_Problem to work on:_ Among the entries, which lines carry the string "title"? Copy each of them.

_Source data:_

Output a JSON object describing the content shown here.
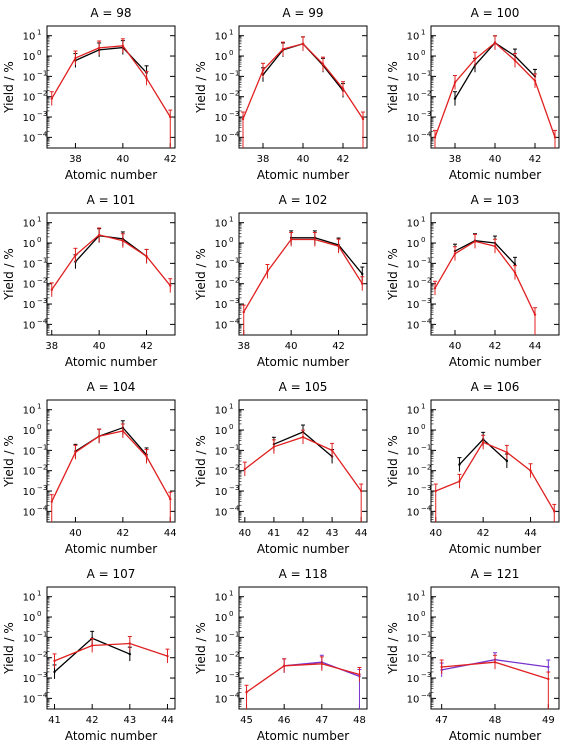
{
  "chart_data": [
    {
      "type": "line",
      "title": "A = 98",
      "xlabel": "Atomic number",
      "ylabel": "Yield / %",
      "xlim": [
        36.8,
        42.2
      ],
      "xticks": [
        38,
        40,
        42
      ],
      "yscale": "log",
      "ylim": [
        3e-05,
        30
      ],
      "yticks": [
        "10^1",
        "10^0",
        "10^-1",
        "10^-2",
        "10^-3",
        "10^-4"
      ],
      "series": [
        {
          "color": "#000000",
          "x": [
            38,
            39,
            40,
            41
          ],
          "values": [
            0.6,
            2.0,
            2.6,
            0.15
          ]
        },
        {
          "color": "#e02020",
          "x": [
            37,
            38,
            39,
            40,
            41,
            42
          ],
          "values": [
            0.008,
            0.8,
            2.5,
            3.2,
            0.08,
            0.001
          ]
        }
      ]
    },
    {
      "type": "line",
      "title": "A = 99",
      "xlabel": "Atomic number",
      "ylabel": "Yield / %",
      "xlim": [
        36.8,
        43.2
      ],
      "xticks": [
        38,
        40,
        42
      ],
      "yscale": "log",
      "ylim": [
        3e-05,
        30
      ],
      "yticks": [
        "10^1",
        "10^0",
        "10^-1",
        "10^-2",
        "10^-3",
        "10^-4"
      ],
      "series": [
        {
          "color": "#000000",
          "x": [
            38,
            39,
            40,
            41,
            42
          ],
          "values": [
            0.12,
            2.0,
            4.0,
            0.35,
            0.02
          ]
        },
        {
          "color": "#e02020",
          "x": [
            37,
            38,
            39,
            40,
            41,
            42,
            43
          ],
          "values": [
            0.0008,
            0.2,
            2.2,
            4.0,
            0.4,
            0.025,
            0.0008
          ]
        }
      ]
    },
    {
      "type": "line",
      "title": "A = 100",
      "xlabel": "Atomic number",
      "ylabel": "Yield / %",
      "xlim": [
        36.8,
        43.2
      ],
      "xticks": [
        38,
        40,
        42
      ],
      "yscale": "log",
      "ylim": [
        3e-05,
        30
      ],
      "yticks": [
        "10^1",
        "10^0",
        "10^-1",
        "10^-2",
        "10^-3",
        "10^-4"
      ],
      "series": [
        {
          "color": "#000000",
          "x": [
            38,
            39,
            40,
            41,
            42
          ],
          "values": [
            0.008,
            0.35,
            4.5,
            1.0,
            0.1
          ]
        },
        {
          "color": "#e02020",
          "x": [
            37,
            38,
            39,
            40,
            41,
            42,
            43
          ],
          "values": [
            0.0001,
            0.05,
            0.7,
            4.5,
            0.6,
            0.06,
            0.0001
          ]
        }
      ]
    },
    {
      "type": "line",
      "title": "A = 101",
      "xlabel": "Atomic number",
      "ylabel": "Yield / %",
      "xlim": [
        37.8,
        43.2
      ],
      "xticks": [
        38,
        40,
        42
      ],
      "yscale": "log",
      "ylim": [
        3e-05,
        30
      ],
      "yticks": [
        "10^1",
        "10^0",
        "10^-1",
        "10^-2",
        "10^-3",
        "10^-4"
      ],
      "series": [
        {
          "color": "#000000",
          "x": [
            39,
            40,
            41,
            42
          ],
          "values": [
            0.12,
            2.3,
            1.6,
            0.22
          ]
        },
        {
          "color": "#e02020",
          "x": [
            38,
            39,
            40,
            41,
            42,
            43
          ],
          "values": [
            0.005,
            0.25,
            2.5,
            1.3,
            0.22,
            0.008
          ]
        }
      ]
    },
    {
      "type": "line",
      "title": "A = 102",
      "xlabel": "Atomic number",
      "ylabel": "Yield / %",
      "xlim": [
        37.8,
        43.2
      ],
      "xticks": [
        38,
        40,
        42
      ],
      "yscale": "log",
      "ylim": [
        3e-05,
        30
      ],
      "yticks": [
        "10^1",
        "10^0",
        "10^-1",
        "10^-2",
        "10^-3",
        "10^-4"
      ],
      "series": [
        {
          "color": "#000000",
          "x": [
            40,
            41,
            42,
            43
          ],
          "values": [
            1.8,
            1.8,
            0.8,
            0.03
          ]
        },
        {
          "color": "#e02020",
          "x": [
            38,
            39,
            40,
            41,
            42,
            43
          ],
          "values": [
            0.0004,
            0.04,
            1.5,
            1.5,
            0.7,
            0.01
          ]
        }
      ]
    },
    {
      "type": "line",
      "title": "A = 103",
      "xlabel": "Atomic number",
      "ylabel": "Yield / %",
      "xlim": [
        38.8,
        45.2
      ],
      "xticks": [
        40,
        42,
        44
      ],
      "yscale": "log",
      "ylim": [
        3e-05,
        30
      ],
      "yticks": [
        "10^1",
        "10^0",
        "10^-1",
        "10^-2",
        "10^-3",
        "10^-4"
      ],
      "series": [
        {
          "color": "#000000",
          "x": [
            40,
            41,
            42,
            43
          ],
          "values": [
            0.4,
            1.3,
            1.0,
            0.09
          ]
        },
        {
          "color": "#e02020",
          "x": [
            39,
            40,
            41,
            42,
            43,
            44
          ],
          "values": [
            0.006,
            0.3,
            1.2,
            0.7,
            0.035,
            0.0003
          ]
        }
      ]
    },
    {
      "type": "line",
      "title": "A = 104",
      "xlabel": "Atomic number",
      "ylabel": "Yield / %",
      "xlim": [
        38.8,
        44.2
      ],
      "xticks": [
        40,
        42,
        44
      ],
      "yscale": "log",
      "ylim": [
        3e-05,
        30
      ],
      "yticks": [
        "10^1",
        "10^0",
        "10^-1",
        "10^-2",
        "10^-3",
        "10^-4"
      ],
      "series": [
        {
          "color": "#000000",
          "x": [
            40,
            41,
            42,
            43
          ],
          "values": [
            0.09,
            0.5,
            1.3,
            0.06
          ]
        },
        {
          "color": "#e02020",
          "x": [
            39,
            40,
            41,
            42,
            43,
            44
          ],
          "values": [
            0.0003,
            0.08,
            0.5,
            0.9,
            0.05,
            0.0004
          ]
        }
      ]
    },
    {
      "type": "line",
      "title": "A = 105",
      "xlabel": "Atomic number",
      "ylabel": "Yield / %",
      "xlim": [
        39.8,
        44.2
      ],
      "xticks": [
        40,
        41,
        42,
        43,
        44
      ],
      "yscale": "log",
      "ylim": [
        3e-05,
        30
      ],
      "yticks": [
        "10^1",
        "10^0",
        "10^-1",
        "10^-2",
        "10^-3",
        "10^-4"
      ],
      "series": [
        {
          "color": "#000000",
          "x": [
            41,
            42,
            43
          ],
          "values": [
            0.2,
            0.8,
            0.05
          ]
        },
        {
          "color": "#e02020",
          "x": [
            40,
            41,
            42,
            43,
            44
          ],
          "values": [
            0.012,
            0.15,
            0.45,
            0.1,
            0.001
          ]
        }
      ]
    },
    {
      "type": "line",
      "title": "A = 106",
      "xlabel": "Atomic number",
      "ylabel": "Yield / %",
      "xlim": [
        39.8,
        45.2
      ],
      "xticks": [
        40,
        42,
        44
      ],
      "yscale": "log",
      "ylim": [
        3e-05,
        30
      ],
      "yticks": [
        "10^1",
        "10^0",
        "10^-1",
        "10^-2",
        "10^-3",
        "10^-4"
      ],
      "series": [
        {
          "color": "#000000",
          "x": [
            41,
            42,
            43
          ],
          "values": [
            0.02,
            0.35,
            0.03
          ]
        },
        {
          "color": "#e02020",
          "x": [
            40,
            41,
            42,
            43,
            44,
            45
          ],
          "values": [
            0.001,
            0.003,
            0.25,
            0.08,
            0.01,
            0.0001
          ]
        }
      ]
    },
    {
      "type": "line",
      "title": "A = 107",
      "xlabel": "Atomic number",
      "ylabel": "Yield / %",
      "xlim": [
        40.8,
        44.2
      ],
      "xticks": [
        41,
        42,
        43,
        44
      ],
      "yscale": "log",
      "ylim": [
        3e-05,
        30
      ],
      "yticks": [
        "10^1",
        "10^0",
        "10^-1",
        "10^-2",
        "10^-3",
        "10^-4"
      ],
      "series": [
        {
          "color": "#000000",
          "x": [
            41,
            42,
            43
          ],
          "values": [
            0.002,
            0.09,
            0.015
          ]
        },
        {
          "color": "#e02020",
          "x": [
            41,
            42,
            43,
            44
          ],
          "values": [
            0.007,
            0.04,
            0.05,
            0.012
          ]
        }
      ]
    },
    {
      "type": "line",
      "title": "A = 118",
      "xlabel": "Atomic number",
      "ylabel": "Yield / %",
      "xlim": [
        44.8,
        48.2
      ],
      "xticks": [
        45,
        46,
        47,
        48
      ],
      "yscale": "log",
      "ylim": [
        3e-05,
        30
      ],
      "yticks": [
        "10^1",
        "10^0",
        "10^-1",
        "10^-2",
        "10^-3",
        "10^-4"
      ],
      "series": [
        {
          "color": "#7733cc",
          "x": [
            46,
            47,
            48
          ],
          "values": [
            0.004,
            0.006,
            0.0012
          ]
        },
        {
          "color": "#e02020",
          "x": [
            45,
            46,
            47,
            48
          ],
          "values": [
            0.0002,
            0.004,
            0.005,
            0.0015
          ]
        }
      ]
    },
    {
      "type": "line",
      "title": "A = 121",
      "xlabel": "Atomic number",
      "ylabel": "Yield / %",
      "xlim": [
        46.8,
        49.2
      ],
      "xticks": [
        47,
        48,
        49
      ],
      "yscale": "log",
      "ylim": [
        3e-05,
        30
      ],
      "yticks": [
        "10^1",
        "10^0",
        "10^-1",
        "10^-2",
        "10^-3",
        "10^-4"
      ],
      "series": [
        {
          "color": "#7733cc",
          "x": [
            47,
            48,
            49
          ],
          "values": [
            0.0025,
            0.008,
            0.0035
          ]
        },
        {
          "color": "#e02020",
          "x": [
            47,
            48,
            49
          ],
          "values": [
            0.0035,
            0.006,
            0.0009
          ]
        }
      ]
    }
  ]
}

_Expected answer:_
      "title": "A = 98",
      "title": "A = 99",
      "title": "A = 100",
      "title": "A = 101",
      "title": "A = 102",
      "title": "A = 103",
      "title": "A = 104",
      "title": "A = 105",
      "title": "A = 106",
      "title": "A = 107",
      "title": "A = 118",
      "title": "A = 121",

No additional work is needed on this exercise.